"""
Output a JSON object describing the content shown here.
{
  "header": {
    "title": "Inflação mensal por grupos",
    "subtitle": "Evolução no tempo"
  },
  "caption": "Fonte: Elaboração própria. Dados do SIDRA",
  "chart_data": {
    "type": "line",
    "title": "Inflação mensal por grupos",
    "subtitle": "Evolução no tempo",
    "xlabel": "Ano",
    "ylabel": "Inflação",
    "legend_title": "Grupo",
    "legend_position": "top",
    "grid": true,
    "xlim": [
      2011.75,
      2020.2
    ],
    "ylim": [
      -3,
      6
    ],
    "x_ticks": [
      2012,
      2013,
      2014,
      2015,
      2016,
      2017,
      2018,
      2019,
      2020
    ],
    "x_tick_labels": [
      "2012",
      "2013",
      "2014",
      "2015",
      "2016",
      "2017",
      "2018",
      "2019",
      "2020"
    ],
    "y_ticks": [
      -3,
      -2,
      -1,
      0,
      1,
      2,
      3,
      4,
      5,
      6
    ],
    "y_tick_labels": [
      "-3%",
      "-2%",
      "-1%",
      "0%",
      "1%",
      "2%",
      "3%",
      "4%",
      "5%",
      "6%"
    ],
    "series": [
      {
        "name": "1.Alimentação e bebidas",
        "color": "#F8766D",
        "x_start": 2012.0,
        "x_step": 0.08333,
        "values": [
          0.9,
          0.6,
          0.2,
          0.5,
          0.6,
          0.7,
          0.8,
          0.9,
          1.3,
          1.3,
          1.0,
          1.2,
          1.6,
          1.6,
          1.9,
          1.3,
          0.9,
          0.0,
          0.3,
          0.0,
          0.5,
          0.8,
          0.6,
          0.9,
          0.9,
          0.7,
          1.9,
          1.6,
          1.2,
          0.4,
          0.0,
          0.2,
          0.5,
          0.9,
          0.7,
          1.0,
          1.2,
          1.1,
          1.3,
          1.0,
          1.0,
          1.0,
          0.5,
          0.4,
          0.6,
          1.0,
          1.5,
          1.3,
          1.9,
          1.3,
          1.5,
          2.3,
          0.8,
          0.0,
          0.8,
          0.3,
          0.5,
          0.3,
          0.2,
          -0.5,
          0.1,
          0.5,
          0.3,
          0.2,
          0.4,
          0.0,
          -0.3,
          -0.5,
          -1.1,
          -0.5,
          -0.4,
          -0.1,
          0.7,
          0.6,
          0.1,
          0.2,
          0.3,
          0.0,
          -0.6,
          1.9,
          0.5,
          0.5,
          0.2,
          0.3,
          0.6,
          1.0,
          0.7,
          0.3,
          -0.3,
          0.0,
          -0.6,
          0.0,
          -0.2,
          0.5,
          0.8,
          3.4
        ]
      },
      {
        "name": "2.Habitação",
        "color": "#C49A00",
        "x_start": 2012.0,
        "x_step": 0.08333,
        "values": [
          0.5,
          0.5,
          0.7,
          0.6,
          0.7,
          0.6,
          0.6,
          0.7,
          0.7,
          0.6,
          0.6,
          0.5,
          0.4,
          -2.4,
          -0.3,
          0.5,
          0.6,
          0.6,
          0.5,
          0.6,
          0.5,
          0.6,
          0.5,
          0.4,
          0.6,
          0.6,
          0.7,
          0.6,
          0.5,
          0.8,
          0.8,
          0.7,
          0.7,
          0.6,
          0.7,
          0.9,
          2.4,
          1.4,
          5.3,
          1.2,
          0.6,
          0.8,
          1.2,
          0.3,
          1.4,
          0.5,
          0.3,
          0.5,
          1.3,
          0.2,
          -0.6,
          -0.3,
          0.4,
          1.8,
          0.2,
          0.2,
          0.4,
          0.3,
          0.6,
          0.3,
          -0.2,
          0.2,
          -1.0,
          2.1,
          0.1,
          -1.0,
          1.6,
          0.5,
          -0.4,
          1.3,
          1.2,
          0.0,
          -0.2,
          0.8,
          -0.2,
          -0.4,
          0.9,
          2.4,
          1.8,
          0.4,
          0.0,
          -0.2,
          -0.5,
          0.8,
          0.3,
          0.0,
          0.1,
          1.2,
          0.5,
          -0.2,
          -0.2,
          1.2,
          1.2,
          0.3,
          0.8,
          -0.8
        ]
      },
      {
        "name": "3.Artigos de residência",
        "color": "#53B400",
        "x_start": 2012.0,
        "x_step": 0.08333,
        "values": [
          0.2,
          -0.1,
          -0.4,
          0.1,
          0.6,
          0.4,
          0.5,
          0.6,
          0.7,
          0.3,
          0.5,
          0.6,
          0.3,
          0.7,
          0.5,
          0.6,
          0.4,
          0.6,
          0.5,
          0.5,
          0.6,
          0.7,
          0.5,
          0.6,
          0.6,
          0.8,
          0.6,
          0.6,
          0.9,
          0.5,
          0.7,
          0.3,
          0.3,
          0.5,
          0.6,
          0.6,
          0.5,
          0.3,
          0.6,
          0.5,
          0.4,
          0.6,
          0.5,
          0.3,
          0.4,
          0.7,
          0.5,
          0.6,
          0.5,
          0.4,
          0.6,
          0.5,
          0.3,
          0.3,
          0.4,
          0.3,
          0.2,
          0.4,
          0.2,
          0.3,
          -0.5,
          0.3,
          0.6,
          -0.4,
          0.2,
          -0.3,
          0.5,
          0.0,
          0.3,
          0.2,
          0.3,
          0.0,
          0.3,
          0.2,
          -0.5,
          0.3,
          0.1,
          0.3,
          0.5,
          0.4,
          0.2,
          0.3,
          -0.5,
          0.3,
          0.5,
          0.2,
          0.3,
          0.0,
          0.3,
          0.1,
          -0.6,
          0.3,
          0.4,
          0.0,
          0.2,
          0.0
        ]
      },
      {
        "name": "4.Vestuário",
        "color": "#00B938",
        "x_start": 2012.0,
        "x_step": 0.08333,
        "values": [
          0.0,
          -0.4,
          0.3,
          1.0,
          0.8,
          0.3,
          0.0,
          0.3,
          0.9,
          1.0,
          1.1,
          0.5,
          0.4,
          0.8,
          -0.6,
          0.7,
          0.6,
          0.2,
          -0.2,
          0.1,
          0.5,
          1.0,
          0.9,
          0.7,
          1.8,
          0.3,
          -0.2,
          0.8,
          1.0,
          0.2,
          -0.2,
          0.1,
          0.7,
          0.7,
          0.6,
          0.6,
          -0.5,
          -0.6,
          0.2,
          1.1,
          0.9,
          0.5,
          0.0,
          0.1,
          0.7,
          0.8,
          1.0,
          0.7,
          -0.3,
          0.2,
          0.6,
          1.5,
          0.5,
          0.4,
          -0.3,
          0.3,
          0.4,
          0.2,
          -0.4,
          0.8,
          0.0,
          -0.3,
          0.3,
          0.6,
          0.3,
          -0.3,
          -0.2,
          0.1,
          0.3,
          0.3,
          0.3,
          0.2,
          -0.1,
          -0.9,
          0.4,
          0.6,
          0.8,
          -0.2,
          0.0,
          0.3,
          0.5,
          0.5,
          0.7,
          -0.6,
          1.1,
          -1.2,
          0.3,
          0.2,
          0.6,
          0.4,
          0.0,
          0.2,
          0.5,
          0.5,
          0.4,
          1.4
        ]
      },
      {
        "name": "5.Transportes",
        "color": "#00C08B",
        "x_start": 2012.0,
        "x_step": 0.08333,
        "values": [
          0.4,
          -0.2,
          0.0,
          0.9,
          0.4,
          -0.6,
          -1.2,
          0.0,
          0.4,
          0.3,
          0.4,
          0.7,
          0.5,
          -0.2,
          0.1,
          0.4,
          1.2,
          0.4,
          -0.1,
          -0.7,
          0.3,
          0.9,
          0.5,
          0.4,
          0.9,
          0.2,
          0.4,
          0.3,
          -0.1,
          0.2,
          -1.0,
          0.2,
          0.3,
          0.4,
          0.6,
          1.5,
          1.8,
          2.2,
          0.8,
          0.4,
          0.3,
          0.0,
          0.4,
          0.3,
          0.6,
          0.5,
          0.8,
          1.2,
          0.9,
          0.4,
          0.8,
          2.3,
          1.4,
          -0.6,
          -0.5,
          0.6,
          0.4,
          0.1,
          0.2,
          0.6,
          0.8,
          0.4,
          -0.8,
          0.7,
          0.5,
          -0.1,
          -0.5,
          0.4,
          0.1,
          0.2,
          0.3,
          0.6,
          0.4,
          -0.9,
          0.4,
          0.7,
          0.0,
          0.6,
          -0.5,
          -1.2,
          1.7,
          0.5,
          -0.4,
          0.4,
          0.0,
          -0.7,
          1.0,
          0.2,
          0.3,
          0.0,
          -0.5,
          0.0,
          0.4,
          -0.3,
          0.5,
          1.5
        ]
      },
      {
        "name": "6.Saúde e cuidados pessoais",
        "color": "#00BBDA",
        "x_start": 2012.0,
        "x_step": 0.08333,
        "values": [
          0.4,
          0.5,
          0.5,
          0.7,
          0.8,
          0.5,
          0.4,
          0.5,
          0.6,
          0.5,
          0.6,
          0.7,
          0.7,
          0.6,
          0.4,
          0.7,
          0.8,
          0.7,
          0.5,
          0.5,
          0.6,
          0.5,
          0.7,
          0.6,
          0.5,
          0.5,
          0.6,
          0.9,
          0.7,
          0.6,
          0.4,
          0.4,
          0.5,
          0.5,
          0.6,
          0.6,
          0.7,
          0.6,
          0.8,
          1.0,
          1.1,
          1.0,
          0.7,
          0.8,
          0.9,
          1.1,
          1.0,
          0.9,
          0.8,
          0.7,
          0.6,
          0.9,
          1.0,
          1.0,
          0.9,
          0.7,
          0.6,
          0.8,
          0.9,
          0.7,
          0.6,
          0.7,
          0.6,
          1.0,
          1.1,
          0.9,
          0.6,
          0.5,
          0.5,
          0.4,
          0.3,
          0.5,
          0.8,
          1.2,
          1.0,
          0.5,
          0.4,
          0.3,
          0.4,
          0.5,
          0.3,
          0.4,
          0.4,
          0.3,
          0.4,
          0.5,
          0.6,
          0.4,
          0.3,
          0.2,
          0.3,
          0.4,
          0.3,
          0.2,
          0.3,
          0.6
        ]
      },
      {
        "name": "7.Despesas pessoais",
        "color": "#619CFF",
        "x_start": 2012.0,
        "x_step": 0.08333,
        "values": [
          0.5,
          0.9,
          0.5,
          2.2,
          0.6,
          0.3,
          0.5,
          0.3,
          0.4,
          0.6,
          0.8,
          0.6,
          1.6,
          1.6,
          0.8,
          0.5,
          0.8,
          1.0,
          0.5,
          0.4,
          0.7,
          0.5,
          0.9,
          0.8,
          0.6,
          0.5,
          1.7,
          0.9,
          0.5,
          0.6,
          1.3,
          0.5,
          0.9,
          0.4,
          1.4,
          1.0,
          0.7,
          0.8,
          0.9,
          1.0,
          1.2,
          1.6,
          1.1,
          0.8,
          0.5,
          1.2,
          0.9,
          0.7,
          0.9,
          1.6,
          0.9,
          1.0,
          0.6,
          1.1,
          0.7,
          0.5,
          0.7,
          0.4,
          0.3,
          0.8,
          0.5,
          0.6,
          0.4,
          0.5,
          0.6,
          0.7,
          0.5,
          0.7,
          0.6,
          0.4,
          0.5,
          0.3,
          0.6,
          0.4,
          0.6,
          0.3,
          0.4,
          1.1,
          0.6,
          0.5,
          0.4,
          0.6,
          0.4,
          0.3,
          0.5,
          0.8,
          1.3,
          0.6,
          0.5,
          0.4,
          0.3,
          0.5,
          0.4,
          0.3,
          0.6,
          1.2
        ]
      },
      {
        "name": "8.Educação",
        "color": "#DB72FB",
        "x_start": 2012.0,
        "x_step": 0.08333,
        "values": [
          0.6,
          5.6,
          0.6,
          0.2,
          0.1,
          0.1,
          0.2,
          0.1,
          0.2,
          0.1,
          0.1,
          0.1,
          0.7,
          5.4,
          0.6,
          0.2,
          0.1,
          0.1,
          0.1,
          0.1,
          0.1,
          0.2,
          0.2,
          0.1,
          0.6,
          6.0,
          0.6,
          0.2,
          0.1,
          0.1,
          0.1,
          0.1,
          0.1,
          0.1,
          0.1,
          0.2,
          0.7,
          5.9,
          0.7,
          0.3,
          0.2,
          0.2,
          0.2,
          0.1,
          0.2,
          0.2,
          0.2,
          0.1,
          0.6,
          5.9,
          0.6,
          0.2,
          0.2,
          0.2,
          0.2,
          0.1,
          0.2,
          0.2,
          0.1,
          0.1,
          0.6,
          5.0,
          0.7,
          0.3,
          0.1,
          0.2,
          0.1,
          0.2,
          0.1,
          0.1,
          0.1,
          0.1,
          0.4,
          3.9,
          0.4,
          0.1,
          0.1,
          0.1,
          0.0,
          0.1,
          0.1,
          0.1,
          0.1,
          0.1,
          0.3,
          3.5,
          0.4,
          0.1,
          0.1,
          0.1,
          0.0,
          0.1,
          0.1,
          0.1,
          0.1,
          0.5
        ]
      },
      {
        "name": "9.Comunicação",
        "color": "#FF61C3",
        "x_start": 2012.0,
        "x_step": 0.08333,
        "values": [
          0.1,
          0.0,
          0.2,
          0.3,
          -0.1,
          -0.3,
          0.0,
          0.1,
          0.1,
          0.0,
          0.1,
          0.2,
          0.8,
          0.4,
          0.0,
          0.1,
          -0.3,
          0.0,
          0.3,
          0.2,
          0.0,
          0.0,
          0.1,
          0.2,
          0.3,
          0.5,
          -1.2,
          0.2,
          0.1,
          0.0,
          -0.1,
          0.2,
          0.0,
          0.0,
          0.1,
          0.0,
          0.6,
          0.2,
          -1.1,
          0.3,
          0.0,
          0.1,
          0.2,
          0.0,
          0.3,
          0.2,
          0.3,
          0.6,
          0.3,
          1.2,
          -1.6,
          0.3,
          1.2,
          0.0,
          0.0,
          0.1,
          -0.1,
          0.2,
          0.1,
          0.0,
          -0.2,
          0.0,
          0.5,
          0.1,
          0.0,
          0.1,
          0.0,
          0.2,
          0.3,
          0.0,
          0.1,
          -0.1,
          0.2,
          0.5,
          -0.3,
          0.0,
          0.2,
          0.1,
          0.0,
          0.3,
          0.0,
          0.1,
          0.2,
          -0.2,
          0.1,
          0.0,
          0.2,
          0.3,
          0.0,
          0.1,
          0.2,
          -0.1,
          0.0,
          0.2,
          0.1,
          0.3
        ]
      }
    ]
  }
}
"""
Written exercise:
Search the entries for the word "name", then gather every line that has it.

Result:
        "name": "1.Alimentação e bebidas",
        "name": "2.Habitação",
        "name": "3.Artigos de residência",
        "name": "4.Vestuário",
        "name": "5.Transportes",
        "name": "6.Saúde e cuidados pessoais",
        "name": "7.Despesas pessoais",
        "name": "8.Educação",
        "name": "9.Comunicação",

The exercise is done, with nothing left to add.